══ Stored rows

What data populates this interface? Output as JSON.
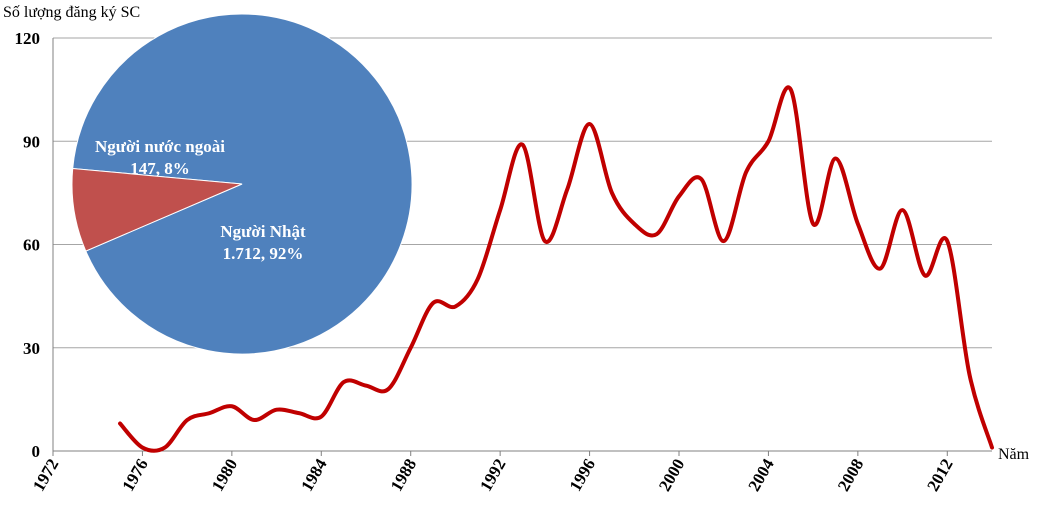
{
  "chart_data": [
    {
      "type": "line",
      "ylabel": "Số lượng đăng ký SC",
      "xlabel": "Năm",
      "ylim": [
        0,
        120
      ],
      "xlim": [
        1972,
        2014
      ],
      "yticks": [
        0,
        30,
        60,
        90,
        120
      ],
      "xticks": [
        1972,
        1976,
        1980,
        1984,
        1988,
        1992,
        1996,
        2000,
        2004,
        2008,
        2012
      ],
      "grid": "horizontal",
      "smooth": true,
      "series": [
        {
          "color": "#c00000",
          "x": [
            1975,
            1976,
            1977,
            1978,
            1979,
            1980,
            1981,
            1982,
            1983,
            1984,
            1985,
            1986,
            1987,
            1988,
            1989,
            1990,
            1991,
            1992,
            1993,
            1994,
            1995,
            1996,
            1997,
            1998,
            1999,
            2000,
            2001,
            2002,
            2003,
            2004,
            2005,
            2006,
            2007,
            2008,
            2009,
            2010,
            2011,
            2012,
            2013,
            2014
          ],
          "values": [
            8,
            1,
            1,
            9,
            11,
            13,
            9,
            12,
            11,
            10,
            20,
            19,
            18,
            30,
            43,
            42,
            50,
            70,
            89,
            61,
            76,
            95,
            75,
            66,
            63,
            74,
            79,
            61,
            81,
            90,
            105,
            66,
            85,
            66,
            53,
            70,
            51,
            61,
            22,
            1
          ]
        }
      ]
    },
    {
      "type": "pie",
      "slices": [
        {
          "name": "Người Nhật",
          "value": 1712,
          "value_label": "1.712,",
          "percent": 92,
          "percent_label": "92%",
          "color": "#4f81bd"
        },
        {
          "name": "Người nước ngoài",
          "value": 147,
          "value_label": "147,",
          "percent": 8,
          "percent_label": "8%",
          "color": "#c0504d"
        }
      ]
    }
  ]
}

════

_Exercise directions_
Leave the images out, please, and restate each line word for word.

_Solution to this problem_
What data populates this interface? Output as JSON.
{
  "chart_data": [
    {
      "type": "line",
      "ylabel": "Số lượng đăng ký SC",
      "xlabel": "Năm",
      "ylim": [
        0,
        120
      ],
      "xlim": [
        1972,
        2014
      ],
      "yticks": [
        0,
        30,
        60,
        90,
        120
      ],
      "xticks": [
        1972,
        1976,
        1980,
        1984,
        1988,
        1992,
        1996,
        2000,
        2004,
        2008,
        2012
      ],
      "grid": "horizontal",
      "smooth": true,
      "series": [
        {
          "color": "#c00000",
          "x": [
            1975,
            1976,
            1977,
            1978,
            1979,
            1980,
            1981,
            1982,
            1983,
            1984,
            1985,
            1986,
            1987,
            1988,
            1989,
            1990,
            1991,
            1992,
            1993,
            1994,
            1995,
            1996,
            1997,
            1998,
            1999,
            2000,
            2001,
            2002,
            2003,
            2004,
            2005,
            2006,
            2007,
            2008,
            2009,
            2010,
            2011,
            2012,
            2013,
            2014
          ],
          "values": [
            8,
            1,
            1,
            9,
            11,
            13,
            9,
            12,
            11,
            10,
            20,
            19,
            18,
            30,
            43,
            42,
            50,
            70,
            89,
            61,
            76,
            95,
            75,
            66,
            63,
            74,
            79,
            61,
            81,
            90,
            105,
            66,
            85,
            66,
            53,
            70,
            51,
            61,
            22,
            1
          ]
        }
      ]
    },
    {
      "type": "pie",
      "slices": [
        {
          "name": "Người Nhật",
          "value": 1712,
          "value_label": "1.712,",
          "percent": 92,
          "percent_label": "92%",
          "color": "#4f81bd"
        },
        {
          "name": "Người nước ngoài",
          "value": 147,
          "value_label": "147,",
          "percent": 8,
          "percent_label": "8%",
          "color": "#c0504d"
        }
      ]
    }
  ]
}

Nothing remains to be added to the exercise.